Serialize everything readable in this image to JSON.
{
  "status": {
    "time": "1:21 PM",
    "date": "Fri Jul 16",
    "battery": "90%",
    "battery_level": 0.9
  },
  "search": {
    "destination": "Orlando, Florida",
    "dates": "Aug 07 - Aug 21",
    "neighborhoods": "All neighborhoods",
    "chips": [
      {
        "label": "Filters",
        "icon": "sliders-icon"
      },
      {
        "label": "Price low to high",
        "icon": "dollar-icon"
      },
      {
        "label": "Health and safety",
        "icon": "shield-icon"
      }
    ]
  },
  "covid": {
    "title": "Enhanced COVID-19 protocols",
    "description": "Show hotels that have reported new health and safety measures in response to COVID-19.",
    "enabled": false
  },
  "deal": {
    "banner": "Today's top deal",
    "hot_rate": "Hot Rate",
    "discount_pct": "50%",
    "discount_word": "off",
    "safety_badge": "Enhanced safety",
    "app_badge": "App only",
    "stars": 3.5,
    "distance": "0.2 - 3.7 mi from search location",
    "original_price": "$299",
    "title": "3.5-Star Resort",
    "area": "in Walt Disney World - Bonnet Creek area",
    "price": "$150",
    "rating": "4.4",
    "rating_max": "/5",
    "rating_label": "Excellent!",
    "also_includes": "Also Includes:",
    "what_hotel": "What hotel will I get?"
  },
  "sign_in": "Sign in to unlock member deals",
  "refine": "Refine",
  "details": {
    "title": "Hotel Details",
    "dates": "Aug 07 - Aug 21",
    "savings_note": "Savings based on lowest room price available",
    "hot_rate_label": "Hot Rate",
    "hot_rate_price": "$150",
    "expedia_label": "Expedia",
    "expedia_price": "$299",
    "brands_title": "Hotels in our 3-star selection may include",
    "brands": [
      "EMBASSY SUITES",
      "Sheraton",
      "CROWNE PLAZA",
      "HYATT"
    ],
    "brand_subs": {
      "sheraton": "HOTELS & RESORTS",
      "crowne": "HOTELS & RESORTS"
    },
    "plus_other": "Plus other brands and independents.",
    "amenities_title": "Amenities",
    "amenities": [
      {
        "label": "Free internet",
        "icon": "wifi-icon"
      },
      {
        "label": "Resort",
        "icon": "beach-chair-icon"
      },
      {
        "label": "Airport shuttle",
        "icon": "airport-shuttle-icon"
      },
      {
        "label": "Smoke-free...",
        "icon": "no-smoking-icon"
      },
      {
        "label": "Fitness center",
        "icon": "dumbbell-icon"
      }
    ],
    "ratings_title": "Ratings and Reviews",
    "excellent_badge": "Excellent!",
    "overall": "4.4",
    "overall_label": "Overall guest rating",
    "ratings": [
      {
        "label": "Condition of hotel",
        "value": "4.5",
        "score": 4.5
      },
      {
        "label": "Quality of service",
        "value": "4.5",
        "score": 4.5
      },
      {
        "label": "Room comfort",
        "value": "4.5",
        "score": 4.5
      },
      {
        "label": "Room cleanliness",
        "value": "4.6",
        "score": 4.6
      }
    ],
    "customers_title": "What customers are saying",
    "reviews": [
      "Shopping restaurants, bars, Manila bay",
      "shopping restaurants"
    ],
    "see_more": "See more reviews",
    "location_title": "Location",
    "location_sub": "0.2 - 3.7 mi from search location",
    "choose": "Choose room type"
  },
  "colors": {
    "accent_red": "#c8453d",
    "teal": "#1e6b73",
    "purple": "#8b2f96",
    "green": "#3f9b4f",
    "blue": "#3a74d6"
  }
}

* * * * * * *

*YOUR TASK*:
Above are some records; extract every one of them exactly.

*EXERCISE ANSWER*:
Serialize everything readable in this image to JSON.
{
  "status": {
    "time": "1:21 PM",
    "date": "Fri Jul 16",
    "battery": "90%",
    "battery_level": 0.9
  },
  "search": {
    "destination": "Orlando, Florida",
    "dates": "Aug 07 - Aug 21",
    "neighborhoods": "All neighborhoods",
    "chips": [
      {
        "label": "Filters",
        "icon": "sliders-icon"
      },
      {
        "label": "Price low to high",
        "icon": "dollar-icon"
      },
      {
        "label": "Health and safety",
        "icon": "shield-icon"
      }
    ]
  },
  "covid": {
    "title": "Enhanced COVID-19 protocols",
    "description": "Show hotels that have reported new health and safety measures in response to COVID-19.",
    "enabled": false
  },
  "deal": {
    "banner": "Today's top deal",
    "hot_rate": "Hot Rate",
    "discount_pct": "50%",
    "discount_word": "off",
    "safety_badge": "Enhanced safety",
    "app_badge": "App only",
    "stars": 3.5,
    "distance": "0.2 - 3.7 mi from search location",
    "original_price": "$299",
    "title": "3.5-Star Resort",
    "area": "in Walt Disney World - Bonnet Creek area",
    "price": "$150",
    "rating": "4.4",
    "rating_max": "/5",
    "rating_label": "Excellent!",
    "also_includes": "Also Includes:",
    "what_hotel": "What hotel will I get?"
  },
  "sign_in": "Sign in to unlock member deals",
  "refine": "Refine",
  "details": {
    "title": "Hotel Details",
    "dates": "Aug 07 - Aug 21",
    "savings_note": "Savings based on lowest room price available",
    "hot_rate_label": "Hot Rate",
    "hot_rate_price": "$150",
    "expedia_label": "Expedia",
    "expedia_price": "$299",
    "brands_title": "Hotels in our 3-star selection may include",
    "brands": [
      "EMBASSY SUITES",
      "Sheraton",
      "CROWNE PLAZA",
      "HYATT"
    ],
    "brand_subs": {
      "sheraton": "HOTELS & RESORTS",
      "crowne": "HOTELS & RESORTS"
    },
    "plus_other": "Plus other brands and independents.",
    "amenities_title": "Amenities",
    "amenities": [
      {
        "label": "Free internet",
        "icon": "wifi-icon"
      },
      {
        "label": "Resort",
        "icon": "beach-chair-icon"
      },
      {
        "label": "Airport shuttle",
        "icon": "airport-shuttle-icon"
      },
      {
        "label": "Smoke-free...",
        "icon": "no-smoking-icon"
      },
      {
        "label": "Fitness center",
        "icon": "dumbbell-icon"
      }
    ],
    "ratings_title": "Ratings and Reviews",
    "excellent_badge": "Excellent!",
    "overall": "4.4",
    "overall_label": "Overall guest rating",
    "ratings": [
      {
        "label": "Condition of hotel",
        "value": "4.5",
        "score": 4.5
      },
      {
        "label": "Quality of service",
        "value": "4.5",
        "score": 4.5
      },
      {
        "label": "Room comfort",
        "value": "4.5",
        "score": 4.5
      },
      {
        "label": "Room cleanliness",
        "value": "4.6",
        "score": 4.6
      }
    ],
    "customers_title": "What customers are saying",
    "reviews": [
      "Shopping restaurants, bars, Manila bay",
      "shopping restaurants"
    ],
    "see_more": "See more reviews",
    "location_title": "Location",
    "location_sub": "0.2 - 3.7 mi from search location",
    "choose": "Choose room type"
  },
  "colors": {
    "accent_red": "#c8453d",
    "teal": "#1e6b73",
    "purple": "#8b2f96",
    "green": "#3f9b4f",
    "blue": "#3a74d6"
  }
}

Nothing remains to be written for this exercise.